WORK TO COMPLETE:
Print all of the data exactly.

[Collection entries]
— Start —
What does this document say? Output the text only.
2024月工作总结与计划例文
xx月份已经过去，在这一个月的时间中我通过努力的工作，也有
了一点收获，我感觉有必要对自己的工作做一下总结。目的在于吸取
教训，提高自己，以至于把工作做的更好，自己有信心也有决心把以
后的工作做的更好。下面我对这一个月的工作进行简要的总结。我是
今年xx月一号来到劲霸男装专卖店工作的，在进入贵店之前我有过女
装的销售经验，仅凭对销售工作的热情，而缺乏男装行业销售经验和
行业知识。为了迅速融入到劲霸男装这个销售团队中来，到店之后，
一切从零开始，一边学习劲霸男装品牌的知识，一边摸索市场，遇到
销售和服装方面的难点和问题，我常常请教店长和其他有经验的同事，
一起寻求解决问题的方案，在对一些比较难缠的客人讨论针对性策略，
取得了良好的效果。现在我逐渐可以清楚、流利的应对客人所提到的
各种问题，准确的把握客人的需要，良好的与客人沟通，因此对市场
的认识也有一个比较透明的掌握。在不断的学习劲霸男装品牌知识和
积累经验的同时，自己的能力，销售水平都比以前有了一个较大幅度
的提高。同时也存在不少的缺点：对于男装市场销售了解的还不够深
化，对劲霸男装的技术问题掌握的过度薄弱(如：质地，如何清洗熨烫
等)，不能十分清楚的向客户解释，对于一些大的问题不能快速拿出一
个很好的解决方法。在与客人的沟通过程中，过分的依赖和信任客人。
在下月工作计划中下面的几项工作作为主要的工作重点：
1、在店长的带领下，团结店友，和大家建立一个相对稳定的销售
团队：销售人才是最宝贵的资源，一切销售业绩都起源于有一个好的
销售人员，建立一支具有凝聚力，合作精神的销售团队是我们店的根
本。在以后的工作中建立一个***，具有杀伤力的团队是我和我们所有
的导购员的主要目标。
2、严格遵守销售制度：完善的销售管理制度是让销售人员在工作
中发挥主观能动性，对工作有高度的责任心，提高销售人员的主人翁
— End —
RESPONSE:
What does this document say? Output the text only.
2024月工作总结与计划例文
xx月份已经过去，在这一个月的时间中我通过努力的工作，也有
了一点收获，我感觉有必要对自己的工作做一下总结。目的在于吸取
教训，提高自己，以至于把工作做的更好，自己有信心也有决心把以
后的工作做的更好。下面我对这一个月的工作进行简要的总结。我是
今年xx月一号来到劲霸男装专卖店工作的，在进入贵店之前我有过女
装的销售经验，仅凭对销售工作的热情，而缺乏男装行业销售经验和
行业知识。为了迅速融入到劲霸男装这个销售团队中来，到店之后，
一切从零开始，一边学习劲霸男装品牌的知识，一边摸索市场，遇到
销售和服装方面的难点和问题，我常常请教店长和其他有经验的同事，
一起寻求解决问题的方案，在对一些比较难缠的客人讨论针对性策略，
取得了良好的效果。现在我逐渐可以清楚、流利的应对客人所提到的
各种问题，准确的把握客人的需要，良好的与客人沟通，因此对市场
的认识也有一个比较透明的掌握。在不断的学习劲霸男装品牌知识和
积累经验的同时，自己的能力，销售水平都比以前有了一个较大幅度
的提高。同时也存在不少的缺点：对于男装市场销售了解的还不够深
化，对劲霸男装的技术问题掌握的过度薄弱(如：质地，如何清洗熨烫
等)，不能十分清楚的向客户解释，对于一些大的问题不能快速拿出一
个很好的解决方法。在与客人的沟通过程中，过分的依赖和信任客人。
在下月工作计划中下面的几项工作作为主要的工作重点：
1、在店长的带领下，团结店友，和大家建立一个相对稳定的销售
团队：销售人才是最宝贵的资源，一切销售业绩都起源于有一个好的
销售人员，建立一支具有凝聚力，合作精神的销售团队是我们店的根
本。在以后的工作中建立一个***，具有杀伤力的团队是我和我们所有
的导购员的主要目标。
2、严格遵守销售制度：完善的销售管理制度是让销售人员在工作
中发挥主观能动性，对工作有高度的责任心，提高销售人员的主人翁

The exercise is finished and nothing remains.